--- start Supplied material ---

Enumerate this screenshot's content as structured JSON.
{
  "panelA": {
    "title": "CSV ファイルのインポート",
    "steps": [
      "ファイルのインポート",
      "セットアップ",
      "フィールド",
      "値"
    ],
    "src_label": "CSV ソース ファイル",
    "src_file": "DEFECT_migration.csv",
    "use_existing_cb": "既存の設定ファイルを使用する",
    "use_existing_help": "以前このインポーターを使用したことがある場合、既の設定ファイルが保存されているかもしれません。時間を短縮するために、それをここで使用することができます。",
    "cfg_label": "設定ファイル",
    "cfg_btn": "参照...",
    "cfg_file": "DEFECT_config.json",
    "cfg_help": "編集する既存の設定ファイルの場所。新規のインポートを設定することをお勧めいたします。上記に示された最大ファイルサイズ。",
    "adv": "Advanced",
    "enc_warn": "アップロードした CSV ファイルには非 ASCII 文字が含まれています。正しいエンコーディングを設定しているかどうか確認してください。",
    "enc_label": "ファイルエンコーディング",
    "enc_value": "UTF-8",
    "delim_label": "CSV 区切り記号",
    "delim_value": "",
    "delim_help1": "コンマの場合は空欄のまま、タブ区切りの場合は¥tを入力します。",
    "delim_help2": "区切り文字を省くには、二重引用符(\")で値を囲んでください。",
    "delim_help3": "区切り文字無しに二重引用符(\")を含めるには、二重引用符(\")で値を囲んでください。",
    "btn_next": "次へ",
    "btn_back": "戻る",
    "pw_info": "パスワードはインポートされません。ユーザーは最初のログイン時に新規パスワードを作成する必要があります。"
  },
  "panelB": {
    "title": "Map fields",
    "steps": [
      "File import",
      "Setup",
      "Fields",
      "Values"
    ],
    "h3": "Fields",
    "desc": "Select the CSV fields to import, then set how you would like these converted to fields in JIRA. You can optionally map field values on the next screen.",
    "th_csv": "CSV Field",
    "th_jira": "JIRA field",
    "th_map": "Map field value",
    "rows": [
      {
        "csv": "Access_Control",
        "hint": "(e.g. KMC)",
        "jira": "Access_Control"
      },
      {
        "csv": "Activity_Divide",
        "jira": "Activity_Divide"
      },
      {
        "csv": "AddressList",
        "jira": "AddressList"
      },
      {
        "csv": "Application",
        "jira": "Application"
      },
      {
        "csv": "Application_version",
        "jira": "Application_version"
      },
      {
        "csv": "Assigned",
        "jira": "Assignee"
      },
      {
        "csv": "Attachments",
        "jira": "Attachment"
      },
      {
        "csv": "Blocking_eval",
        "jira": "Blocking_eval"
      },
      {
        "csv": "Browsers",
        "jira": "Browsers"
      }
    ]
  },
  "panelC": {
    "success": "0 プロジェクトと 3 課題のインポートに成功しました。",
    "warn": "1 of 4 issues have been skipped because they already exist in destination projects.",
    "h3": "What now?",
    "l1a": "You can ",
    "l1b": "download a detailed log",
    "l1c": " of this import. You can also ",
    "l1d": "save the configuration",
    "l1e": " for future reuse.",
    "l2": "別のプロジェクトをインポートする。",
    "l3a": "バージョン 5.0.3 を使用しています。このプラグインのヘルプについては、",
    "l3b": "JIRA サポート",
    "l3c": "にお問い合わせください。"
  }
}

--- end Supplied material ---

Reproduce the material verbatim, line by line.

• **Output below**:
Enumerate this screenshot's content as structured JSON.
{
  "panelA": {
    "title": "CSV ファイルのインポート",
    "steps": [
      "ファイルのインポート",
      "セットアップ",
      "フィールド",
      "値"
    ],
    "src_label": "CSV ソース ファイル",
    "src_file": "DEFECT_migration.csv",
    "use_existing_cb": "既存の設定ファイルを使用する",
    "use_existing_help": "以前このインポーターを使用したことがある場合、既の設定ファイルが保存されているかもしれません。時間を短縮するために、それをここで使用することができます。",
    "cfg_label": "設定ファイル",
    "cfg_btn": "参照...",
    "cfg_file": "DEFECT_config.json",
    "cfg_help": "編集する既存の設定ファイルの場所。新規のインポートを設定することをお勧めいたします。上記に示された最大ファイルサイズ。",
    "adv": "Advanced",
    "enc_warn": "アップロードした CSV ファイルには非 ASCII 文字が含まれています。正しいエンコーディングを設定しているかどうか確認してください。",
    "enc_label": "ファイルエンコーディング",
    "enc_value": "UTF-8",
    "delim_label": "CSV 区切り記号",
    "delim_value": "",
    "delim_help1": "コンマの場合は空欄のまま、タブ区切りの場合は¥tを入力します。",
    "delim_help2": "区切り文字を省くには、二重引用符(\")で値を囲んでください。",
    "delim_help3": "区切り文字無しに二重引用符(\")を含めるには、二重引用符(\")で値を囲んでください。",
    "btn_next": "次へ",
    "btn_back": "戻る",
    "pw_info": "パスワードはインポートされません。ユーザーは最初のログイン時に新規パスワードを作成する必要があります。"
  },
  "panelB": {
    "title": "Map fields",
    "steps": [
      "File import",
      "Setup",
      "Fields",
      "Values"
    ],
    "h3": "Fields",
    "desc": "Select the CSV fields to import, then set how you would like these converted to fields in JIRA. You can optionally map field values on the next screen.",
    "th_csv": "CSV Field",
    "th_jira": "JIRA field",
    "th_map": "Map field value",
    "rows": [
      {
        "csv": "Access_Control",
        "hint": "(e.g. KMC)",
        "jira": "Access_Control"
      },
      {
        "csv": "Activity_Divide",
        "jira": "Activity_Divide"
      },
      {
        "csv": "AddressList",
        "jira": "AddressList"
      },
      {
        "csv": "Application",
        "jira": "Application"
      },
      {
        "csv": "Application_version",
        "jira": "Application_version"
      },
      {
        "csv": "Assigned",
        "jira": "Assignee"
      },
      {
        "csv": "Attachments",
        "jira": "Attachment"
      },
      {
        "csv": "Blocking_eval",
        "jira": "Blocking_eval"
      },
      {
        "csv": "Browsers",
        "jira": "Browsers"
      }
    ]
  },
  "panelC": {
    "success": "0 プロジェクトと 3 課題のインポートに成功しました。",
    "warn": "1 of 4 issues have been skipped because they already exist in destination projects.",
    "h3": "What now?",
    "l1a": "You can ",
    "l1b": "download a detailed log",
    "l1c": " of this import. You can also ",
    "l1d": "save the configuration",
    "l1e": " for future reuse.",
    "l2": "別のプロジェクトをインポートする。",
    "l3a": "バージョン 5.0.3 を使用しています。このプラグインのヘルプについては、",
    "l3b": "JIRA サポート",
    "l3c": "にお問い合わせください。"
  }
}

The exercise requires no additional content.